## start

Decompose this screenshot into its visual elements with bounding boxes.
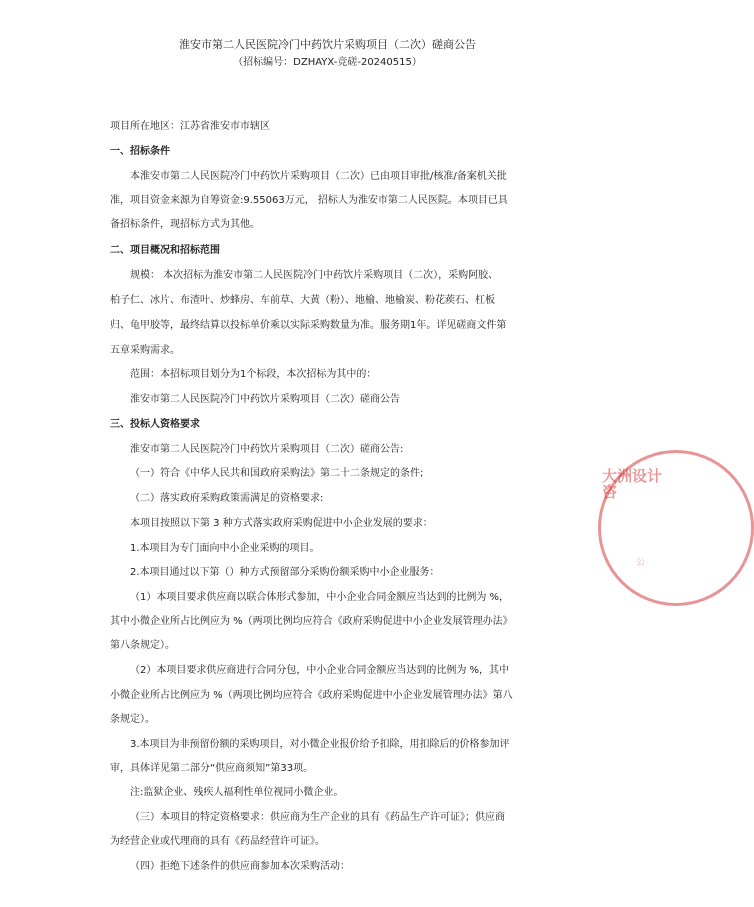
paragraph-line: 为经营企业或代理商的具有《药品经营许可证》。: [110, 836, 325, 847]
paragraph-line: 五章采购需求。: [110, 345, 180, 356]
paragraph-line: 2.本项目通过以下第（）种方式预留部分采购份额采购中小企业服务：: [130, 567, 440, 578]
paragraph-line: 准，项目资金来源为自筹资金:9.55063万元， 招标人为淮安市第二人民医院。本项目已具: [110, 195, 508, 206]
paragraph-line: 本项目按照以下第 3 种方式落实政府采购促进中小企业发展的要求：: [130, 518, 433, 529]
seal-subtext: 公: [636, 558, 646, 568]
paragraph-line: 淮安市第二人民医院冷门中药饮片采购项目（二次）磋商公告: [130, 394, 400, 405]
paragraph-line: 3.本项目为非预留份额的采购项目，对小微企业报价给予扣除，用扣除后的价格参加评: [130, 739, 510, 750]
paragraph-line: （1）本项目要求供应商以联合体形式参加，中小企业合同金额应当达到的比例为 %，: [130, 592, 510, 603]
paragraph-line: （三）本项目的特定资格要求：供应商为生产企业的具有《药品生产许可证》；供应商: [130, 812, 505, 823]
paragraph-line: 归、龟甲胶等，最终结算以投标单价乘以实际采购数量为准。服务期1年。详见磋商文件第: [110, 320, 507, 331]
paragraph-line: 条规定）。: [110, 714, 155, 725]
section-heading-1: 一、招标条件: [110, 146, 170, 157]
section-heading-3: 三、投标人资格要求: [110, 419, 200, 430]
doc-subtitle: （招标编号：DZHAYX-竞磋-20240515）: [233, 57, 422, 68]
paragraph-line: （四）拒绝下述条件的供应商参加本次采购活动：: [130, 861, 350, 872]
paragraph-line: 1.本项目为专门面向中小企业采购的项目。: [130, 543, 320, 554]
paragraph-line: 审，具体详见第二部分“供应商须知”第33项。: [110, 763, 314, 774]
paragraph-line: 小微企业所占比例应为 %（两项比例均应符合《政府采购促进中小企业发展管理办法》第八: [110, 690, 513, 701]
paragraph-line: 第八条规定）。: [110, 640, 175, 651]
section-heading-2: 二、项目概况和招标范围: [110, 245, 220, 256]
paragraph-line: 规模： 本次招标为淮安市第二人民医院冷门中药饮片采购项目（二次），采购阿胶、: [130, 270, 499, 281]
paragraph-line: 本淮安市第二人民医院冷门中药饮片采购项目（二次）已由项目审批/核准/备案机关批: [130, 171, 507, 182]
project-region: 项目所在地区：江苏省淮安市市辖区: [110, 121, 270, 132]
paragraph-line: 其中小微企业所占比例应为 %（两项比例均应符合《政府采购促进中小企业发展管理办法》: [110, 616, 513, 627]
paragraph-line: 柏子仁、冰片、布渣叶、炒蜂房、车前草、大黄（粉）、地榆、地榆炭、粉花蒺石、杠板: [110, 295, 495, 306]
paragraph-line: 备招标条件，现招标方式为其他。: [110, 219, 260, 230]
paragraph-line: 注:监狱企业、残疾人福利性单位视同小微企业。: [130, 787, 344, 798]
paragraph-line: （一）符合《中华人民共和国政府采购法》第二十二条规定的条件;: [130, 468, 424, 479]
paragraph-line: （二）落实政府采购政策需满足的资格要求:: [130, 493, 324, 504]
paragraph-line: 淮安市第二人民医院冷门中药饮片采购项目（二次）磋商公告:: [130, 444, 404, 455]
seal-text: 大洲设计咨: [602, 467, 663, 501]
paragraph-line: 范围：本招标项目划分为1个标段，本次招标为其中的：: [130, 369, 377, 380]
doc-title: 淮安市第二人民医院冷门中药饮片采购项目（二次）磋商公告: [179, 38, 476, 51]
paragraph-line: （2）本项目要求供应商进行合同分包，中小企业合同金额应当达到的比例为 %，其中: [130, 665, 510, 676]
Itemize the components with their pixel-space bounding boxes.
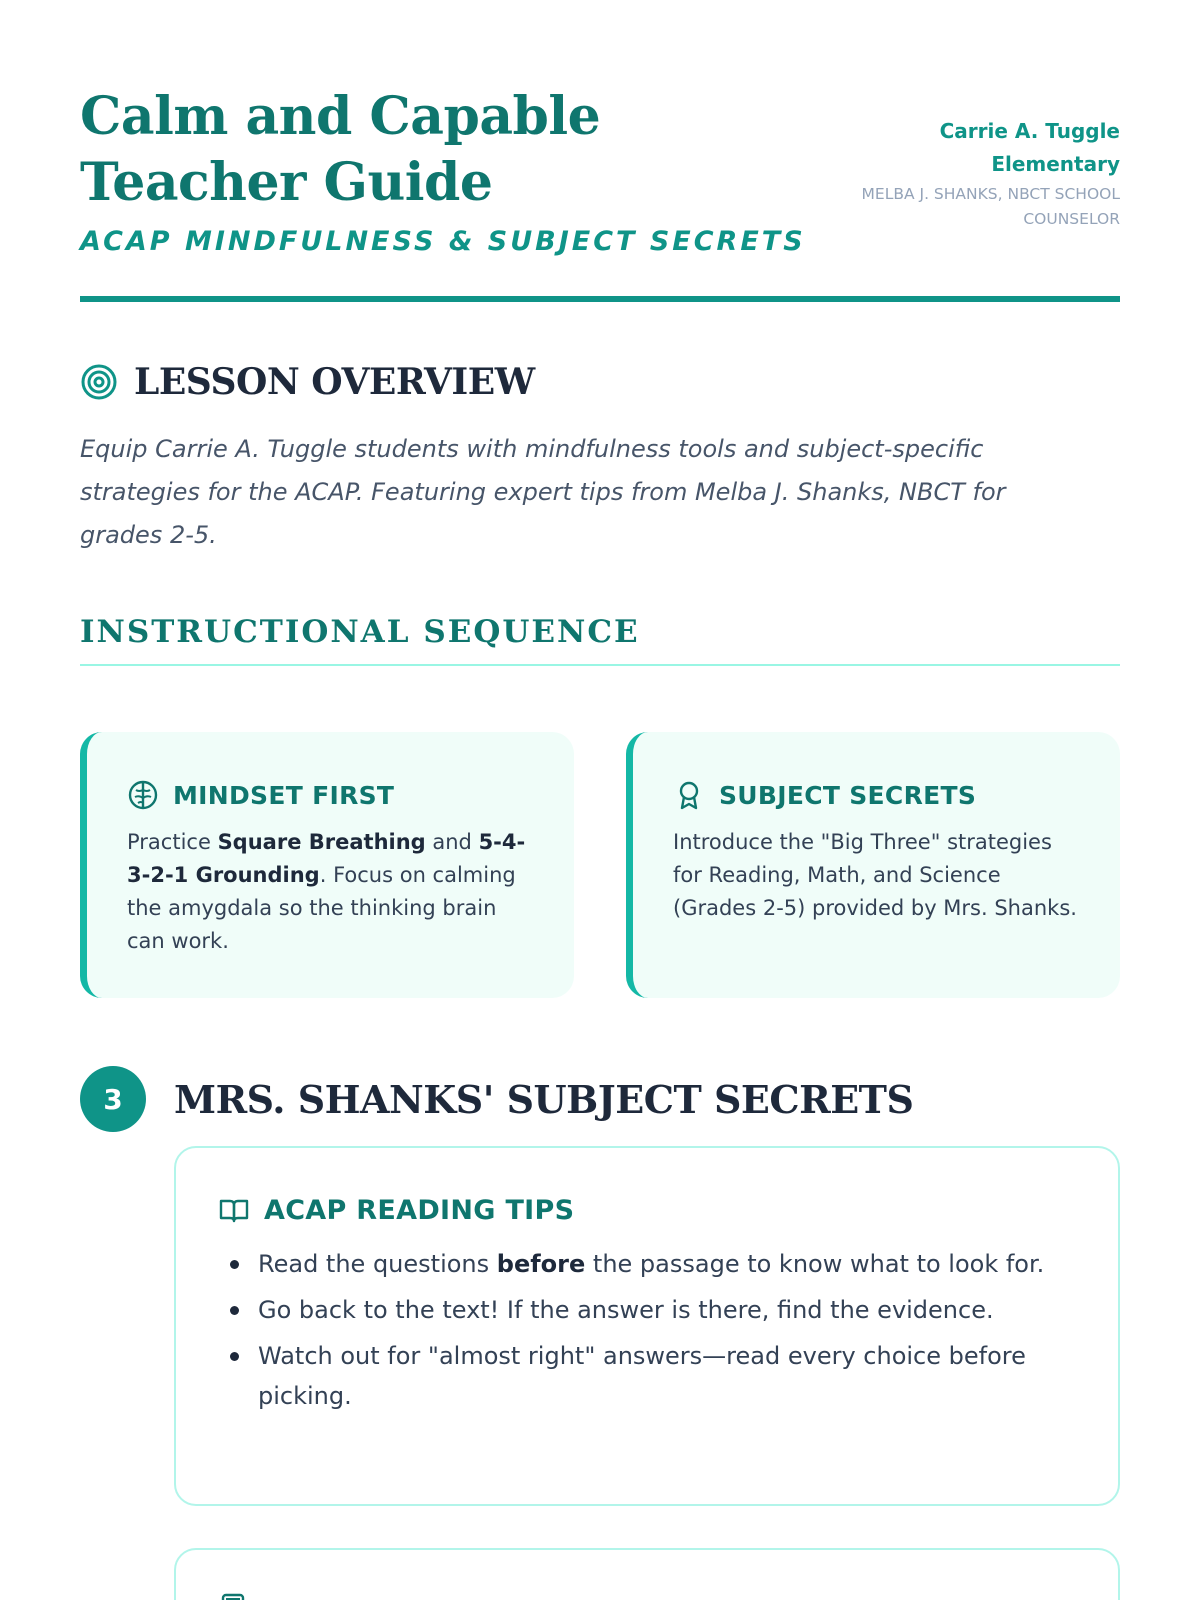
- instructional-sequence-title: INSTRUCTIONAL SEQUENCE: [80, 614, 1120, 666]
- guide-header: [80, 84, 1120, 302]
- reading-tips-title: ACAP READING TIPS: [264, 1194, 575, 1226]
- mindset-first-card: [80, 732, 574, 998]
- page-title: Calm and Capable Teacher Guide: [80, 86, 601, 213]
- mindset-first-text: Practice Square Breathing and 5-4-3-2-1 Grounding. Focus on calming the amygdala so the thinking brain can work.: [127, 830, 526, 953]
- reading-tips-heading: [218, 1190, 1078, 1230]
- counselor-name: MELBA J. SHANKS, NBCT SCHOOL COUNSELOR: [861, 185, 1120, 228]
- section-3-title: MRS. SHANKS' SUBJECT SECRETS: [174, 1076, 914, 1122]
- subject-secrets-text: Introduce the "Big Three" strategies for Reading, Math, and Science (Grades 2-5) provided by Mrs. Shanks.: [673, 830, 1077, 920]
- mindset-first-title: MINDSET FIRST: [173, 780, 395, 810]
- target-icon: [80, 363, 118, 401]
- school-name: Carrie A. Tuggle Elementary: [939, 119, 1120, 176]
- mindset-first-heading: [127, 776, 536, 814]
- list-item: Read the questions before the passage to know what to look for.: [218, 1244, 1078, 1284]
- subject-secrets-card: [626, 732, 1120, 998]
- page-subtitle: ACAP MINDFULNESS & SUBJECT SECRETS: [80, 226, 806, 257]
- math-tips-card: [174, 1548, 1120, 1600]
- subject-secrets-title: SUBJECT SECRETS: [719, 780, 977, 810]
- list-item: Go back to the text! If the answer is there, find the evidence.: [218, 1290, 1078, 1330]
- calculator-icon: [218, 1592, 248, 1600]
- lesson-overview-title: LESSON OVERVIEW: [134, 361, 535, 403]
- brain-icon: [127, 779, 159, 811]
- book-open-icon: [218, 1194, 250, 1226]
- award-icon: [673, 779, 705, 811]
- teacher-guide-page: [80, 0, 1120, 1600]
- reading-tips-list: [218, 1244, 1078, 1416]
- lesson-overview-text: Equip Carrie A. Tuggle students with mindfulness tools and subject-specific strategies for the ACAP. Featuring expert tips from Melba J. Shanks, NBCT for grades 2-5.: [80, 435, 1006, 549]
- subject-secrets-heading: [673, 776, 1082, 814]
- reading-tips-card: [174, 1146, 1120, 1506]
- list-item: Watch out for "almost right" answers—read every choice before picking.: [218, 1336, 1078, 1416]
- section-number-badge: 3: [80, 1066, 146, 1132]
- section-3-heading: [80, 1066, 913, 1132]
- lesson-overview-heading: [80, 360, 535, 404]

## end

Work required –
Please copy all of the data above character for character, leaving out the pictures.

Exercise solution –
Decompose this screenshot into its visual elements with bounding boxes.
paragraph-line: 为经营企业或代理商的具有《药品经营许可证》。: [110, 836, 325, 847]
paragraph-line: 五章采购需求。: [110, 345, 180, 356]
paragraph-line: 2.本项目通过以下第（）种方式预留部分采购份额采购中小企业服务：: [130, 567, 440, 578]
paragraph-line: 准，项目资金来源为自筹资金:9.55063万元， 招标人为淮安市第二人民医院。本项目已具: [110, 195, 508, 206]
paragraph-line: 本项目按照以下第 3 种方式落实政府采购促进中小企业发展的要求：: [130, 518, 433, 529]
seal-subtext: 公: [636, 558, 646, 568]
paragraph-line: 淮安市第二人民医院冷门中药饮片采购项目（二次）磋商公告: [130, 394, 400, 405]
paragraph-line: 3.本项目为非预留份额的采购项目，对小微企业报价给予扣除，用扣除后的价格参加评: [130, 739, 510, 750]
paragraph-line: （1）本项目要求供应商以联合体形式参加，中小企业合同金额应当达到的比例为 %，: [130, 592, 510, 603]
paragraph-line: （三）本项目的特定资格要求：供应商为生产企业的具有《药品生产许可证》；供应商: [130, 812, 505, 823]
paragraph-line: 归、龟甲胶等，最终结算以投标单价乘以实际采购数量为准。服务期1年。详见磋商文件第: [110, 320, 507, 331]
paragraph-line: 条规定）。: [110, 714, 155, 725]
section-heading-1: 一、招标条件: [110, 146, 170, 157]
section-heading-3: 三、投标人资格要求: [110, 419, 200, 430]
doc-subtitle: （招标编号：DZHAYX-竞磋-20240515）: [233, 57, 422, 68]
paragraph-line: （四）拒绝下述条件的供应商参加本次采购活动：: [130, 861, 350, 872]
paragraph-line: 1.本项目为专门面向中小企业采购的项目。: [130, 543, 320, 554]
paragraph-line: 审，具体详见第二部分“供应商须知”第33项。: [110, 763, 314, 774]
paragraph-line: 小微企业所占比例应为 %（两项比例均应符合《政府采购促进中小企业发展管理办法》第八: [110, 690, 513, 701]
paragraph-line: 第八条规定）。: [110, 640, 175, 651]
section-heading-2: 二、项目概况和招标范围: [110, 245, 220, 256]
paragraph-line: 规模： 本次招标为淮安市第二人民医院冷门中药饮片采购项目（二次），采购阿胶、: [130, 270, 499, 281]
paragraph-line: 本淮安市第二人民医院冷门中药饮片采购项目（二次）已由项目审批/核准/备案机关批: [130, 171, 507, 182]
project-region: 项目所在地区：江苏省淮安市市辖区: [110, 121, 270, 132]
paragraph-line: 其中小微企业所占比例应为 %（两项比例均应符合《政府采购促进中小企业发展管理办法》: [110, 616, 513, 627]
paragraph-line: 柏子仁、冰片、布渣叶、炒蜂房、车前草、大黄（粉）、地榆、地榆炭、粉花蒺石、杠板: [110, 295, 495, 306]
paragraph-line: 备招标条件，现招标方式为其他。: [110, 219, 260, 230]
paragraph-line: 注:监狱企业、残疾人福利性单位视同小微企业。: [130, 787, 344, 798]
paragraph-line: （一）符合《中华人民共和国政府采购法》第二十二条规定的条件;: [130, 468, 424, 479]
paragraph-line: （二）落实政府采购政策需满足的资格要求:: [130, 493, 324, 504]
paragraph-line: 淮安市第二人民医院冷门中药饮片采购项目（二次）磋商公告:: [130, 444, 404, 455]
seal-text: 大洲设计咨: [602, 467, 663, 501]
paragraph-line: 范围：本招标项目划分为1个标段，本次招标为其中的：: [130, 369, 377, 380]
doc-title: 淮安市第二人民医院冷门中药饮片采购项目（二次）磋商公告: [179, 38, 476, 51]
paragraph-line: （2）本项目要求供应商进行合同分包，中小企业合同金额应当达到的比例为 %，其中: [130, 665, 510, 676]
Itemize the components with their pixel-space bounding boxes.
- instructional-sequence-title: INSTRUCTIONAL SEQUENCE: [80, 614, 1120, 666]
- guide-header: [80, 84, 1120, 302]
- reading-tips-title: ACAP READING TIPS: [264, 1194, 575, 1226]
- mindset-first-card: [80, 732, 574, 998]
- page-title: Calm and Capable Teacher Guide: [80, 86, 601, 213]
- mindset-first-text: Practice Square Breathing and 5-4-3-2-1 Grounding. Focus on calming the amygdala so the thinking brain can work.: [127, 830, 526, 953]
- reading-tips-heading: [218, 1190, 1078, 1230]
- counselor-name: MELBA J. SHANKS, NBCT SCHOOL COUNSELOR: [861, 185, 1120, 228]
- section-3-title: MRS. SHANKS' SUBJECT SECRETS: [174, 1076, 914, 1122]
- subject-secrets-text: Introduce the "Big Three" strategies for Reading, Math, and Science (Grades 2-5) provided by Mrs. Shanks.: [673, 830, 1077, 920]
- mindset-first-title: MINDSET FIRST: [173, 780, 395, 810]
- target-icon: [80, 363, 118, 401]
- school-name: Carrie A. Tuggle Elementary: [939, 119, 1120, 176]
- mindset-first-heading: [127, 776, 536, 814]
- list-item: Read the questions before the passage to know what to look for.: [218, 1244, 1078, 1284]
- subject-secrets-card: [626, 732, 1120, 998]
- page-subtitle: ACAP MINDFULNESS & SUBJECT SECRETS: [80, 226, 806, 257]
- math-tips-card: [174, 1548, 1120, 1600]
- subject-secrets-title: SUBJECT SECRETS: [719, 780, 977, 810]
- list-item: Go back to the text! If the answer is there, find the evidence.: [218, 1290, 1078, 1330]
- calculator-icon: [218, 1592, 248, 1600]
- lesson-overview-title: LESSON OVERVIEW: [134, 361, 535, 403]
- brain-icon: [127, 779, 159, 811]
- book-open-icon: [218, 1194, 250, 1226]
- award-icon: [673, 779, 705, 811]
- teacher-guide-page: [80, 0, 1120, 1600]
- reading-tips-list: [218, 1244, 1078, 1416]
- lesson-overview-text: Equip Carrie A. Tuggle students with mindfulness tools and subject-specific strategies for the ACAP. Featuring expert tips from Melba J. Shanks, NBCT for grades 2-5.: [80, 435, 1006, 549]
- subject-secrets-heading: [673, 776, 1082, 814]
- reading-tips-card: [174, 1146, 1120, 1506]
- list-item: Watch out for "almost right" answers—read every choice before picking.: [218, 1336, 1078, 1416]
- section-number-badge: 3: [80, 1066, 146, 1132]
- section-3-heading: [80, 1066, 913, 1132]
- lesson-overview-heading: [80, 360, 535, 404]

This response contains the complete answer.